* Task requirements *
Give back the entire listing verbatim.
-- BEGIN Records for this exercise --
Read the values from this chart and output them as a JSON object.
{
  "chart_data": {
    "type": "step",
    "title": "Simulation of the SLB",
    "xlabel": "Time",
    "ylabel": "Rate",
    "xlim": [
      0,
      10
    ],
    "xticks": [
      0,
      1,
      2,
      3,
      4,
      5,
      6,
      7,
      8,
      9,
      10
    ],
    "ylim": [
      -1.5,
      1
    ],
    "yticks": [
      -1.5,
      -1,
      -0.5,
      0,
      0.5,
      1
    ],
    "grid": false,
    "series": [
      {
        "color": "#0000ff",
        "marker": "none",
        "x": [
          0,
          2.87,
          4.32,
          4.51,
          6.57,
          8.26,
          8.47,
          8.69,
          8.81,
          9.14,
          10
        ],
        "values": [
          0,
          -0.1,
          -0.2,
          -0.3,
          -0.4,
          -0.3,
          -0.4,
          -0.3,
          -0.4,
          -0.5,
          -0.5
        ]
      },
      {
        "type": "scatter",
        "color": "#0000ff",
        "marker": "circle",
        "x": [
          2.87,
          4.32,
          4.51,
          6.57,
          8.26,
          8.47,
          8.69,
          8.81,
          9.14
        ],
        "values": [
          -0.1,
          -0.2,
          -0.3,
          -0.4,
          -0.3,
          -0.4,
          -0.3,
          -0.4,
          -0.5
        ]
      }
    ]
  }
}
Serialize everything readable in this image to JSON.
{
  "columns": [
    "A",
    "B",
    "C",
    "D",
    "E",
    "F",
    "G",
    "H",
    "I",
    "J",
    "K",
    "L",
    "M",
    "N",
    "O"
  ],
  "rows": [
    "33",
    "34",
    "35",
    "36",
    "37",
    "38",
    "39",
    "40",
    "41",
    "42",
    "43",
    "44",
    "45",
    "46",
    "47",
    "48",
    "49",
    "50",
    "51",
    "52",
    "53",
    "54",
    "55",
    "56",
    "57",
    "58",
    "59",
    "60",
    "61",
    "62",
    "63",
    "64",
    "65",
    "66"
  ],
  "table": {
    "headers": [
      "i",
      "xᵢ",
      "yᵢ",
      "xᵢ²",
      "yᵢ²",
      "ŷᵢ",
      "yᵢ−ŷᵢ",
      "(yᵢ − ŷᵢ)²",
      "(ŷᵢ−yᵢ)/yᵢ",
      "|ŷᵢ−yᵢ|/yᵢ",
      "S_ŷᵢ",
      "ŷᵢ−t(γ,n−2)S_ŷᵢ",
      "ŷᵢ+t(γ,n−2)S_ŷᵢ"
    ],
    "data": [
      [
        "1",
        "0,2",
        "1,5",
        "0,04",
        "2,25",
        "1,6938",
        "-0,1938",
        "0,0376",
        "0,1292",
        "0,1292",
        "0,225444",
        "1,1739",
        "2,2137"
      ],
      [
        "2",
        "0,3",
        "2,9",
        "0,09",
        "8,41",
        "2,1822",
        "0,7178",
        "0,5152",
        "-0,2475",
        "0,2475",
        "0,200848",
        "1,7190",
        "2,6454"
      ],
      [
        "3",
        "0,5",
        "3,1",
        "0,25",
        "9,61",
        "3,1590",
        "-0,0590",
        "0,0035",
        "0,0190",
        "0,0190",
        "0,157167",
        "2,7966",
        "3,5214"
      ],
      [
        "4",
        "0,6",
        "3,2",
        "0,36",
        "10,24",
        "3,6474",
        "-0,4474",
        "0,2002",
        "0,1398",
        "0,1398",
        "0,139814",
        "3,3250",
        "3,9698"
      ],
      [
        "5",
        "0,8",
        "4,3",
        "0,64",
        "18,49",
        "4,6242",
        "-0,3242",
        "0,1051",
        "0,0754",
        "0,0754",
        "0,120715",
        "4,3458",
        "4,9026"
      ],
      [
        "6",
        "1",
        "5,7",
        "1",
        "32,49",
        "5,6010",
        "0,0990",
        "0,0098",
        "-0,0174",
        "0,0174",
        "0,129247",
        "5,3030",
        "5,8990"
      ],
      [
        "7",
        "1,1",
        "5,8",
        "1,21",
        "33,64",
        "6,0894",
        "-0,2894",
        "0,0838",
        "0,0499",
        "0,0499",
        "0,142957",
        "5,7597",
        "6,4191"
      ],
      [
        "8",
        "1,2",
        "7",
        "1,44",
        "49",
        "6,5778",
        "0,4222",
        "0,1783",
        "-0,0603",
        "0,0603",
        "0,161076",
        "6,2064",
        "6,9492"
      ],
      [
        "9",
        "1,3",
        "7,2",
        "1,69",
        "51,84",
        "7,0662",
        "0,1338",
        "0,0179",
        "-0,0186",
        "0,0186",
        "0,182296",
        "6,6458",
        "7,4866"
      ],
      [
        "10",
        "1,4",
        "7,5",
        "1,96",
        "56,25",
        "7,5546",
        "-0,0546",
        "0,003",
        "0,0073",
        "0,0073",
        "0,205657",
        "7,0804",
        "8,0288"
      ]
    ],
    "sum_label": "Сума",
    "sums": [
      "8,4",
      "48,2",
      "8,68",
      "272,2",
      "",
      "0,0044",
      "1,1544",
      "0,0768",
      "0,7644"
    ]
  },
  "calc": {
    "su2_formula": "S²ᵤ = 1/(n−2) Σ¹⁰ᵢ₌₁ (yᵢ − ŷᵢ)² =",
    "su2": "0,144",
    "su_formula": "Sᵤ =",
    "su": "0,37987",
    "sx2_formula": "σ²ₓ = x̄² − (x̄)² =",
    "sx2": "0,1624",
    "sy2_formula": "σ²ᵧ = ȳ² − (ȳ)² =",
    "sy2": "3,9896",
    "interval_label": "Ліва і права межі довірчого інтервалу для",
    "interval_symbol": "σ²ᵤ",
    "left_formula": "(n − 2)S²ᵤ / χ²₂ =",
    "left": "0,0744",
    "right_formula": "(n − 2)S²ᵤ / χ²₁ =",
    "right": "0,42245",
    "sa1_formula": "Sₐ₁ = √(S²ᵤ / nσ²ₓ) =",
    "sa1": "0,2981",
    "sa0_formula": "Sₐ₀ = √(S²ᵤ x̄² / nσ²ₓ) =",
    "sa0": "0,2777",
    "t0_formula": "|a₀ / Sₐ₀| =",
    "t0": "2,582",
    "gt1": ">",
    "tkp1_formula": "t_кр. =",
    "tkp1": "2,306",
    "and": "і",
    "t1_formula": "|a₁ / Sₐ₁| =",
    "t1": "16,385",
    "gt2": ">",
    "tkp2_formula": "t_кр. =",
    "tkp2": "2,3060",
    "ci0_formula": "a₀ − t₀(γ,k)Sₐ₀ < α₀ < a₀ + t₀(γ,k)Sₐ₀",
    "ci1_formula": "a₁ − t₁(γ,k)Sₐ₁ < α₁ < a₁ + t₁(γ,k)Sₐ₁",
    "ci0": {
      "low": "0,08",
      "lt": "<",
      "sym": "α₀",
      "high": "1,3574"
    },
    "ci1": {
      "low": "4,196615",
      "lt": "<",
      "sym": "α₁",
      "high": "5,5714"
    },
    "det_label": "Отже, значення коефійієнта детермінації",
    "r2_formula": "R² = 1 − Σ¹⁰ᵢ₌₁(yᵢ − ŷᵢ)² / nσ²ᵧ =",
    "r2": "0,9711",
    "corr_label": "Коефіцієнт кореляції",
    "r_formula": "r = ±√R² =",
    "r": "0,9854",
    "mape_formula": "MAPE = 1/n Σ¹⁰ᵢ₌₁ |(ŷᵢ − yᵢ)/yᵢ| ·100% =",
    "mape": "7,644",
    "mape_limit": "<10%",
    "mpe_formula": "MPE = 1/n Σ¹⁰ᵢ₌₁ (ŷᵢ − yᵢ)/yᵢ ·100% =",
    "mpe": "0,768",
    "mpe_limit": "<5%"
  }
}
-- END Records for this exercise --
* Answer to this exercise *
Read the values from this chart and output them as a JSON object.
{
  "chart_data": {
    "type": "step",
    "title": "Simulation of the SLB",
    "xlabel": "Time",
    "ylabel": "Rate",
    "xlim": [
      0,
      10
    ],
    "xticks": [
      0,
      1,
      2,
      3,
      4,
      5,
      6,
      7,
      8,
      9,
      10
    ],
    "ylim": [
      -1.5,
      1
    ],
    "yticks": [
      -1.5,
      -1,
      -0.5,
      0,
      0.5,
      1
    ],
    "grid": false,
    "series": [
      {
        "color": "#0000ff",
        "marker": "none",
        "x": [
          0,
          2.87,
          4.32,
          4.51,
          6.57,
          8.26,
          8.47,
          8.69,
          8.81,
          9.14,
          10
        ],
        "values": [
          0,
          -0.1,
          -0.2,
          -0.3,
          -0.4,
          -0.3,
          -0.4,
          -0.3,
          -0.4,
          -0.5,
          -0.5
        ]
      },
      {
        "type": "scatter",
        "color": "#0000ff",
        "marker": "circle",
        "x": [
          2.87,
          4.32,
          4.51,
          6.57,
          8.26,
          8.47,
          8.69,
          8.81,
          9.14
        ],
        "values": [
          -0.1,
          -0.2,
          -0.3,
          -0.4,
          -0.3,
          -0.4,
          -0.3,
          -0.4,
          -0.5
        ]
      }
    ]
  }
}
Serialize everything readable in this image to JSON.
{
  "columns": [
    "A",
    "B",
    "C",
    "D",
    "E",
    "F",
    "G",
    "H",
    "I",
    "J",
    "K",
    "L",
    "M",
    "N",
    "O"
  ],
  "rows": [
    "33",
    "34",
    "35",
    "36",
    "37",
    "38",
    "39",
    "40",
    "41",
    "42",
    "43",
    "44",
    "45",
    "46",
    "47",
    "48",
    "49",
    "50",
    "51",
    "52",
    "53",
    "54",
    "55",
    "56",
    "57",
    "58",
    "59",
    "60",
    "61",
    "62",
    "63",
    "64",
    "65",
    "66"
  ],
  "table": {
    "headers": [
      "i",
      "xᵢ",
      "yᵢ",
      "xᵢ²",
      "yᵢ²",
      "ŷᵢ",
      "yᵢ−ŷᵢ",
      "(yᵢ − ŷᵢ)²",
      "(ŷᵢ−yᵢ)/yᵢ",
      "|ŷᵢ−yᵢ|/yᵢ",
      "S_ŷᵢ",
      "ŷᵢ−t(γ,n−2)S_ŷᵢ",
      "ŷᵢ+t(γ,n−2)S_ŷᵢ"
    ],
    "data": [
      [
        "1",
        "0,2",
        "1,5",
        "0,04",
        "2,25",
        "1,6938",
        "-0,1938",
        "0,0376",
        "0,1292",
        "0,1292",
        "0,225444",
        "1,1739",
        "2,2137"
      ],
      [
        "2",
        "0,3",
        "2,9",
        "0,09",
        "8,41",
        "2,1822",
        "0,7178",
        "0,5152",
        "-0,2475",
        "0,2475",
        "0,200848",
        "1,7190",
        "2,6454"
      ],
      [
        "3",
        "0,5",
        "3,1",
        "0,25",
        "9,61",
        "3,1590",
        "-0,0590",
        "0,0035",
        "0,0190",
        "0,0190",
        "0,157167",
        "2,7966",
        "3,5214"
      ],
      [
        "4",
        "0,6",
        "3,2",
        "0,36",
        "10,24",
        "3,6474",
        "-0,4474",
        "0,2002",
        "0,1398",
        "0,1398",
        "0,139814",
        "3,3250",
        "3,9698"
      ],
      [
        "5",
        "0,8",
        "4,3",
        "0,64",
        "18,49",
        "4,6242",
        "-0,3242",
        "0,1051",
        "0,0754",
        "0,0754",
        "0,120715",
        "4,3458",
        "4,9026"
      ],
      [
        "6",
        "1",
        "5,7",
        "1",
        "32,49",
        "5,6010",
        "0,0990",
        "0,0098",
        "-0,0174",
        "0,0174",
        "0,129247",
        "5,3030",
        "5,8990"
      ],
      [
        "7",
        "1,1",
        "5,8",
        "1,21",
        "33,64",
        "6,0894",
        "-0,2894",
        "0,0838",
        "0,0499",
        "0,0499",
        "0,142957",
        "5,7597",
        "6,4191"
      ],
      [
        "8",
        "1,2",
        "7",
        "1,44",
        "49",
        "6,5778",
        "0,4222",
        "0,1783",
        "-0,0603",
        "0,0603",
        "0,161076",
        "6,2064",
        "6,9492"
      ],
      [
        "9",
        "1,3",
        "7,2",
        "1,69",
        "51,84",
        "7,0662",
        "0,1338",
        "0,0179",
        "-0,0186",
        "0,0186",
        "0,182296",
        "6,6458",
        "7,4866"
      ],
      [
        "10",
        "1,4",
        "7,5",
        "1,96",
        "56,25",
        "7,5546",
        "-0,0546",
        "0,003",
        "0,0073",
        "0,0073",
        "0,205657",
        "7,0804",
        "8,0288"
      ]
    ],
    "sum_label": "Сума",
    "sums": [
      "8,4",
      "48,2",
      "8,68",
      "272,2",
      "",
      "0,0044",
      "1,1544",
      "0,0768",
      "0,7644"
    ]
  },
  "calc": {
    "su2_formula": "S²ᵤ = 1/(n−2) Σ¹⁰ᵢ₌₁ (yᵢ − ŷᵢ)² =",
    "su2": "0,144",
    "su_formula": "Sᵤ =",
    "su": "0,37987",
    "sx2_formula": "σ²ₓ = x̄² − (x̄)² =",
    "sx2": "0,1624",
    "sy2_formula": "σ²ᵧ = ȳ² − (ȳ)² =",
    "sy2": "3,9896",
    "interval_label": "Ліва і права межі довірчого інтервалу для",
    "interval_symbol": "σ²ᵤ",
    "left_formula": "(n − 2)S²ᵤ / χ²₂ =",
    "left": "0,0744",
    "right_formula": "(n − 2)S²ᵤ / χ²₁ =",
    "right": "0,42245",
    "sa1_formula": "Sₐ₁ = √(S²ᵤ / nσ²ₓ) =",
    "sa1": "0,2981",
    "sa0_formula": "Sₐ₀ = √(S²ᵤ x̄² / nσ²ₓ) =",
    "sa0": "0,2777",
    "t0_formula": "|a₀ / Sₐ₀| =",
    "t0": "2,582",
    "gt1": ">",
    "tkp1_formula": "t_кр. =",
    "tkp1": "2,306",
    "and": "і",
    "t1_formula": "|a₁ / Sₐ₁| =",
    "t1": "16,385",
    "gt2": ">",
    "tkp2_formula": "t_кр. =",
    "tkp2": "2,3060",
    "ci0_formula": "a₀ − t₀(γ,k)Sₐ₀ < α₀ < a₀ + t₀(γ,k)Sₐ₀",
    "ci1_formula": "a₁ − t₁(γ,k)Sₐ₁ < α₁ < a₁ + t₁(γ,k)Sₐ₁",
    "ci0": {
      "low": "0,08",
      "lt": "<",
      "sym": "α₀",
      "high": "1,3574"
    },
    "ci1": {
      "low": "4,196615",
      "lt": "<",
      "sym": "α₁",
      "high": "5,5714"
    },
    "det_label": "Отже, значення коефійієнта детермінації",
    "r2_formula": "R² = 1 − Σ¹⁰ᵢ₌₁(yᵢ − ŷᵢ)² / nσ²ᵧ =",
    "r2": "0,9711",
    "corr_label": "Коефіцієнт кореляції",
    "r_formula": "r = ±√R² =",
    "r": "0,9854",
    "mape_formula": "MAPE = 1/n Σ¹⁰ᵢ₌₁ |(ŷᵢ − yᵢ)/yᵢ| ·100% =",
    "mape": "7,644",
    "mape_limit": "<10%",
    "mpe_formula": "MPE = 1/n Σ¹⁰ᵢ₌₁ (ŷᵢ − yᵢ)/yᵢ ·100% =",
    "mpe": "0,768",
    "mpe_limit": "<5%"
  }
}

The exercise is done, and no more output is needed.